(Data records)

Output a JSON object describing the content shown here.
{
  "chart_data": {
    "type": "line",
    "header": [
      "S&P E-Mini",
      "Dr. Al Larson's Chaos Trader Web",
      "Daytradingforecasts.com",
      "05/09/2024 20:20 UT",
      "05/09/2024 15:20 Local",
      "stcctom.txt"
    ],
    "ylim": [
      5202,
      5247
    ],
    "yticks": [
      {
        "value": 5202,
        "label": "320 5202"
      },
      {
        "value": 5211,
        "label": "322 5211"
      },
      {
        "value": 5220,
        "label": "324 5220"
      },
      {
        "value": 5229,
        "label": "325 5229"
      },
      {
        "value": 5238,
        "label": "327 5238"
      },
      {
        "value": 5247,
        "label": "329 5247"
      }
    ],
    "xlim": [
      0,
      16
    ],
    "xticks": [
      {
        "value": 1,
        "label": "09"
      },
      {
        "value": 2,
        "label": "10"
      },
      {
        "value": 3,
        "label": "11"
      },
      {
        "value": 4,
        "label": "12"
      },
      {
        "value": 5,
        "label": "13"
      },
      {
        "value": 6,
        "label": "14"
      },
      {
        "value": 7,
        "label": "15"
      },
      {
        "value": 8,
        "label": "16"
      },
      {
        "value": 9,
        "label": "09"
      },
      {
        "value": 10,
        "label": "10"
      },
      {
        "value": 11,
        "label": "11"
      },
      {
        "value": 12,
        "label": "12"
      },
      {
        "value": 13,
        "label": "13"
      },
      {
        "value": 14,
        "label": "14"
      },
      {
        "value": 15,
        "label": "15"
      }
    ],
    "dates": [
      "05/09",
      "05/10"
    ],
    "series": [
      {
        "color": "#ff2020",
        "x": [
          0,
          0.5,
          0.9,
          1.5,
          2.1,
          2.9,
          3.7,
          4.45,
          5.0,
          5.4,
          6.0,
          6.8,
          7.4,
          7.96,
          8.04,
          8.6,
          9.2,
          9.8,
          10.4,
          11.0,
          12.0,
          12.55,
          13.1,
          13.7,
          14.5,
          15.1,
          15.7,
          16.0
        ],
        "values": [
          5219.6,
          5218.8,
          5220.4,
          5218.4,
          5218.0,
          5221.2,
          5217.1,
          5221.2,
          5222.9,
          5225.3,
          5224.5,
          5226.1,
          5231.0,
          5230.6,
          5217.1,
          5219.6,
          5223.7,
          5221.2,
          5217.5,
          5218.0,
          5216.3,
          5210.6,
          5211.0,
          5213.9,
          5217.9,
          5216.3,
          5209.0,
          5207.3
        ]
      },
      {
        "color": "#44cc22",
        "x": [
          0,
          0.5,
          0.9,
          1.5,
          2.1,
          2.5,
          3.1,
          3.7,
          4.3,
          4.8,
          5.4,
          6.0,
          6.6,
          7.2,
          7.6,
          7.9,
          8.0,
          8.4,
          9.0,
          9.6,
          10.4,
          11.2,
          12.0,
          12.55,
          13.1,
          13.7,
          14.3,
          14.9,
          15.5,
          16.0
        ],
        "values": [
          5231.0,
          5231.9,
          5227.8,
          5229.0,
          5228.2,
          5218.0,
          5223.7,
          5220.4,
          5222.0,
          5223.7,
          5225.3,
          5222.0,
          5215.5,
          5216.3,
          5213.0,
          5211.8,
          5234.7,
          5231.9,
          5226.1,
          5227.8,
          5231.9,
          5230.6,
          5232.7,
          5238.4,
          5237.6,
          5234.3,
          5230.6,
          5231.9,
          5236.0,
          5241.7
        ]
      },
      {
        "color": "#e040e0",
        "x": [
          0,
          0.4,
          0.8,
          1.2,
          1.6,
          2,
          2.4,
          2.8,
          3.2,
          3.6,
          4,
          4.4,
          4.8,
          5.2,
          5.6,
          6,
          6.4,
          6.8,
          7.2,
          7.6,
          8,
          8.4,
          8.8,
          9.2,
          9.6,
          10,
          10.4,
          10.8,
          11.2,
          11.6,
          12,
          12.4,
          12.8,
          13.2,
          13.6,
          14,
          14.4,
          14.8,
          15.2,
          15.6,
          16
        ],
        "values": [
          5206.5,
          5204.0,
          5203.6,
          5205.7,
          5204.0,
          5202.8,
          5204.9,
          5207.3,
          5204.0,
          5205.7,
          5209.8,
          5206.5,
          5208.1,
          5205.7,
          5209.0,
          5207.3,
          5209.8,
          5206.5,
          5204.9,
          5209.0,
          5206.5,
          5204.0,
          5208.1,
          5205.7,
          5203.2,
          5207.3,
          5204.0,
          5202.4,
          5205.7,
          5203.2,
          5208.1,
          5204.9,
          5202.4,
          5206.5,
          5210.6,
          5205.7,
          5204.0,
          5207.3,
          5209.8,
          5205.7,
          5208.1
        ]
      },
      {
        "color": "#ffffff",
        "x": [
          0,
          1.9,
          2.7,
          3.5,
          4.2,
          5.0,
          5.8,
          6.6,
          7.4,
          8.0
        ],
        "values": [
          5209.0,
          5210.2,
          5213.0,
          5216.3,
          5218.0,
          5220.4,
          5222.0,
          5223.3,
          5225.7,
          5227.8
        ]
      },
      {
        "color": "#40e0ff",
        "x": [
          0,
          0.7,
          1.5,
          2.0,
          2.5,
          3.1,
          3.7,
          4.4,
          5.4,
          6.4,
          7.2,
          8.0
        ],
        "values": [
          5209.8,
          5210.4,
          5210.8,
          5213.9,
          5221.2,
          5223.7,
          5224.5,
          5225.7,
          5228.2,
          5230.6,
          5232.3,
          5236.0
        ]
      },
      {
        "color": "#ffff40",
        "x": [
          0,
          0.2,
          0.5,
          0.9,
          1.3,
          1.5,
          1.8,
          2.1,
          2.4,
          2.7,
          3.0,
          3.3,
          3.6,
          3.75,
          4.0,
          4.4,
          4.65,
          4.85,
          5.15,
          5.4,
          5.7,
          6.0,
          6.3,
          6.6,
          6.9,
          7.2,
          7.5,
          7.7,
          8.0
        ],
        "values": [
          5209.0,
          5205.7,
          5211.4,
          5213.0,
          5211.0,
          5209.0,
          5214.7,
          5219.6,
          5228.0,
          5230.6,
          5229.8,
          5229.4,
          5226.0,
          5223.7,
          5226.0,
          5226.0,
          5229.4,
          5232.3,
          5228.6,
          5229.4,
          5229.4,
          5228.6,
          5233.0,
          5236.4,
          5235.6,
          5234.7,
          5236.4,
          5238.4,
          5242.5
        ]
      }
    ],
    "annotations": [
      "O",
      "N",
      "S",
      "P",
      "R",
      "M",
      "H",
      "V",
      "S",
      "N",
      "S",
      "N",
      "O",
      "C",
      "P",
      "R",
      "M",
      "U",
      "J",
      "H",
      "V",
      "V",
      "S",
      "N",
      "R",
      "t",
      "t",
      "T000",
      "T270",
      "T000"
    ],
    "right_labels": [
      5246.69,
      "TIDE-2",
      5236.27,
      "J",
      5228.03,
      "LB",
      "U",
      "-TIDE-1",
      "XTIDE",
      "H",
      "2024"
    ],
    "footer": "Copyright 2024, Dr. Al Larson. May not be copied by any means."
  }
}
* * *
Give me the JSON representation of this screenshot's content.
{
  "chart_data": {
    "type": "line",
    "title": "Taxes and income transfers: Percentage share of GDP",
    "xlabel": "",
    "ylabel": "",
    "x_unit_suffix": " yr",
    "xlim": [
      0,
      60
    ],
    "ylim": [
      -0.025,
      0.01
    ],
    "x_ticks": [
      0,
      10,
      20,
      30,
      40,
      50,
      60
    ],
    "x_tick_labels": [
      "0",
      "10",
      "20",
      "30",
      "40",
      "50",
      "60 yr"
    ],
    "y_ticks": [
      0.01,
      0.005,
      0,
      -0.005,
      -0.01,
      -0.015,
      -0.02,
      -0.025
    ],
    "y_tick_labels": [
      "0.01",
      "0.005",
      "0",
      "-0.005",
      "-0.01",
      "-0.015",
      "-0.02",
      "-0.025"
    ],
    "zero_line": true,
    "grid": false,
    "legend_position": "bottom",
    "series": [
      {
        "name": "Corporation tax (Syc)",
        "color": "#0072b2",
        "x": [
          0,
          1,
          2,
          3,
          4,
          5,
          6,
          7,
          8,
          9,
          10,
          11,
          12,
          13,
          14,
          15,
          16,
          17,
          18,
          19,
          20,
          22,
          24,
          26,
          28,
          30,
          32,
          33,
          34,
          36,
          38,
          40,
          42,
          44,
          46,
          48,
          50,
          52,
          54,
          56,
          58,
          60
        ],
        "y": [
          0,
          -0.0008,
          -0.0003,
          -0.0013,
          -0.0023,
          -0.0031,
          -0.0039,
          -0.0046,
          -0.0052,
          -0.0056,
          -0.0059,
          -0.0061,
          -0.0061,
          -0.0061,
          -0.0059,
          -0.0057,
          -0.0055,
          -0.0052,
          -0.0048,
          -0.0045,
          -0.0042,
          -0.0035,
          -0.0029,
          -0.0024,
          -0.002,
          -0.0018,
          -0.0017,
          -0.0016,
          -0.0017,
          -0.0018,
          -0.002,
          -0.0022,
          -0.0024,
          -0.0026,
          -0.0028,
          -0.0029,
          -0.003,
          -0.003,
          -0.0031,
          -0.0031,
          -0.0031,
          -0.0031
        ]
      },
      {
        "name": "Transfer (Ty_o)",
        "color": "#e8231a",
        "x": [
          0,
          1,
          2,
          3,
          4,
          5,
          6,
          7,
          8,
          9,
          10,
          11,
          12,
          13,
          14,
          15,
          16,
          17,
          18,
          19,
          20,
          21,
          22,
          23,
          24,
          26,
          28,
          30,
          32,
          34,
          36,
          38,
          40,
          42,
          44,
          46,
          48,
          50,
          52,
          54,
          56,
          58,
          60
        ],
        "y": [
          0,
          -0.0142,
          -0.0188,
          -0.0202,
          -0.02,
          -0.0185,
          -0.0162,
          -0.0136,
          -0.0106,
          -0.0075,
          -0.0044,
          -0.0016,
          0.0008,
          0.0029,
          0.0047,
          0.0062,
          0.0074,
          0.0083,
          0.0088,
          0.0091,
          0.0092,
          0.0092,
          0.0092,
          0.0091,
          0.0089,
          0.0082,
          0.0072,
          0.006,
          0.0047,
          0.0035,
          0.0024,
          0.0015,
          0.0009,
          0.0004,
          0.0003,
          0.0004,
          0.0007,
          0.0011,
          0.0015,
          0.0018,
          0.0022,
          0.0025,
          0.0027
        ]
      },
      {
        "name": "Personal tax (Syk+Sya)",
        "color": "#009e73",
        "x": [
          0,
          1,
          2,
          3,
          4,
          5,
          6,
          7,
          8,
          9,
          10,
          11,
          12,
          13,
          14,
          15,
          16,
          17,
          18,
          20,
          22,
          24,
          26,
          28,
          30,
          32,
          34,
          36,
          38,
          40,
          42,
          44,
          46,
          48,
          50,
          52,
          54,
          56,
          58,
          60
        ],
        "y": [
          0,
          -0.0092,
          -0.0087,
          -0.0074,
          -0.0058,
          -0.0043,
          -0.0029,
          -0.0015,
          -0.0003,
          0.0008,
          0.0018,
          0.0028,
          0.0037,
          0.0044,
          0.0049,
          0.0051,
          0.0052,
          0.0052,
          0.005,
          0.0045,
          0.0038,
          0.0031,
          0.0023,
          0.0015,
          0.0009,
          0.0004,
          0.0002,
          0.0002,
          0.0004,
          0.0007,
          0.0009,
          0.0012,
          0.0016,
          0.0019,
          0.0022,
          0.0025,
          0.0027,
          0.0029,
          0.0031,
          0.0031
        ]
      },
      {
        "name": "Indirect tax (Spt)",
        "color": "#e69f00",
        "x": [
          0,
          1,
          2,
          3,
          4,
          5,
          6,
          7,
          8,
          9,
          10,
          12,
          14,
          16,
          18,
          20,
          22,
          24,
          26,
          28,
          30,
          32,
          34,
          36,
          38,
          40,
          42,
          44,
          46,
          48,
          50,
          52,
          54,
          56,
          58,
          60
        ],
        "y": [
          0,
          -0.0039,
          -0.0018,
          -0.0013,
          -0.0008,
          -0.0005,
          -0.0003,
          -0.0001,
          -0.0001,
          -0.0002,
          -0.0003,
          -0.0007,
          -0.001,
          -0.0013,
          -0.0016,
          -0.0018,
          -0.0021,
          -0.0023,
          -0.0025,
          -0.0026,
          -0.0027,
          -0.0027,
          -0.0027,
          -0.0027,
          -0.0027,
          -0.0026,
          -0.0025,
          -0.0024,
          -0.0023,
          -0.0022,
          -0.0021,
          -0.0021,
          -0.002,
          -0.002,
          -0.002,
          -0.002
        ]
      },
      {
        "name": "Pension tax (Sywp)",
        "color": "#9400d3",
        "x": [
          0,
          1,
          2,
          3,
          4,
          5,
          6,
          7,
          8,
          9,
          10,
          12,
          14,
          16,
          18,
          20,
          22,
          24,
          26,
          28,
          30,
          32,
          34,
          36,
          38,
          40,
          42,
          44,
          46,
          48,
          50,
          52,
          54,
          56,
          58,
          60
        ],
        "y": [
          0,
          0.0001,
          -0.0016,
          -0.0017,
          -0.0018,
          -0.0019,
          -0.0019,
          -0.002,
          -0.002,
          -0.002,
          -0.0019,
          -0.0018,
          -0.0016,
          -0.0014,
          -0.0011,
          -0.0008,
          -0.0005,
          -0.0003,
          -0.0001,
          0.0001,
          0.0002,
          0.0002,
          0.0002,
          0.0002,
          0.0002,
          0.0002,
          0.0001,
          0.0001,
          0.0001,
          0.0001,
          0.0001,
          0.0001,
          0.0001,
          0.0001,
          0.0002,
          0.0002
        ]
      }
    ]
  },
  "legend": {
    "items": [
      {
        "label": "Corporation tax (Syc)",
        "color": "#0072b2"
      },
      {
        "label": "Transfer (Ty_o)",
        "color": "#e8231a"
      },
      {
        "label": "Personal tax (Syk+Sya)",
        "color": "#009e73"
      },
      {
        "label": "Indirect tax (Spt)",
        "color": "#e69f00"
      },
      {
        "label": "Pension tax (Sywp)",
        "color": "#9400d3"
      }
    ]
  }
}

▶ [EXERCISE DESCRIPTION]
Copy each line from the data above that includes "Personal".

▶ [CORRECT ANSWER]
        "name": "Personal tax (Syk+Sya)",
        "label": "Personal tax (Syk+Sya)",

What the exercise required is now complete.